**EXERCISE PROMPT**
Filter these entries so that only lines with the word "name" remain.
·····
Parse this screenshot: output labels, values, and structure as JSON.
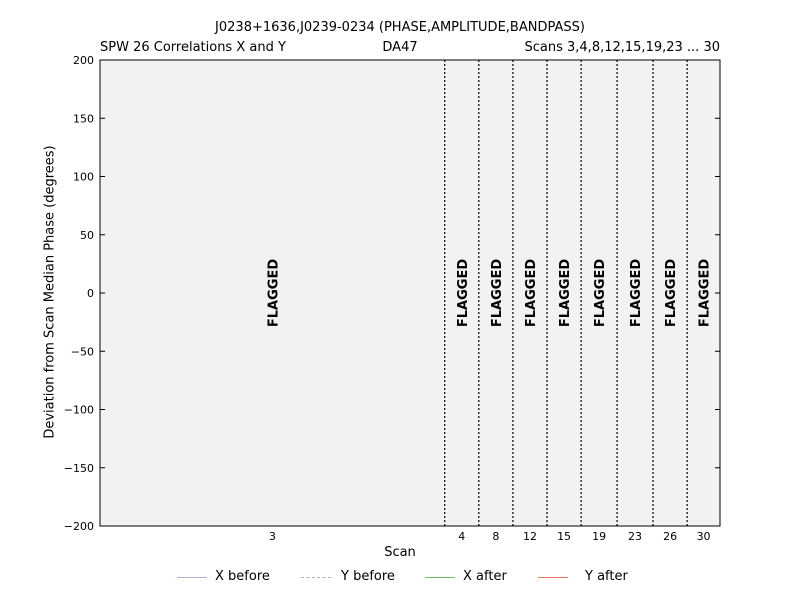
{
  "header": {
    "title": "J0238+1636,J0239-0234 (PHASE,AMPLITUDE,BANDPASS)",
    "subtitle_left": "SPW 26 Correlations X and Y",
    "subtitle_center": "DA47",
    "subtitle_right": "Scans 3,4,8,12,15,19,23 ... 30"
  },
  "colors": {
    "plot_background": "#f2f2f2",
    "x_before": "#aab6d8",
    "y_before": "#b0b0b0",
    "x_after": "#6abf5a",
    "y_after": "#f0776b"
  },
  "legend": [
    {
      "label": "X before",
      "style": "solid",
      "color": "#aab6d8"
    },
    {
      "label": "Y before",
      "style": "dashed",
      "color": "#b0b0b0"
    },
    {
      "label": "X after",
      "style": "solid",
      "color": "#6abf5a"
    },
    {
      "label": "Y after",
      "style": "solid",
      "color": "#f0776b"
    }
  ],
  "chart_data": {
    "type": "scatter",
    "title": "J0238+1636,J0239-0234 (PHASE,AMPLITUDE,BANDPASS)",
    "xlabel": "Scan",
    "ylabel": "Deviation from Scan Median Phase (degrees)",
    "ylim": [
      -200,
      200
    ],
    "yticks": [
      200,
      150,
      100,
      50,
      0,
      -50,
      -100,
      -150,
      -200
    ],
    "ytick_labels": [
      "200",
      "150",
      "100",
      "50",
      "0",
      "−50",
      "−100",
      "−150",
      "−200"
    ],
    "scans": [
      {
        "label": "3",
        "start": 0.0,
        "end": 0.556
      },
      {
        "label": "4",
        "start": 0.556,
        "end": 0.611
      },
      {
        "label": "8",
        "start": 0.611,
        "end": 0.666
      },
      {
        "label": "12",
        "start": 0.666,
        "end": 0.721
      },
      {
        "label": "15",
        "start": 0.721,
        "end": 0.776
      },
      {
        "label": "19",
        "start": 0.776,
        "end": 0.834
      },
      {
        "label": "23",
        "start": 0.834,
        "end": 0.892
      },
      {
        "label": "26",
        "start": 0.892,
        "end": 0.947
      },
      {
        "label": "30",
        "start": 0.947,
        "end": 1.0
      }
    ],
    "flag_text": "FLAGGED",
    "series": [
      {
        "name": "X before",
        "values": []
      },
      {
        "name": "Y before",
        "values": []
      },
      {
        "name": "X after",
        "values": []
      },
      {
        "name": "Y after",
        "values": []
      }
    ],
    "grid": false,
    "legend_position": "bottom"
  }
}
·····
**COMPLETED TASK**
        "name": "X before",
        "name": "Y before",
        "name": "X after",
        "name": "Y after",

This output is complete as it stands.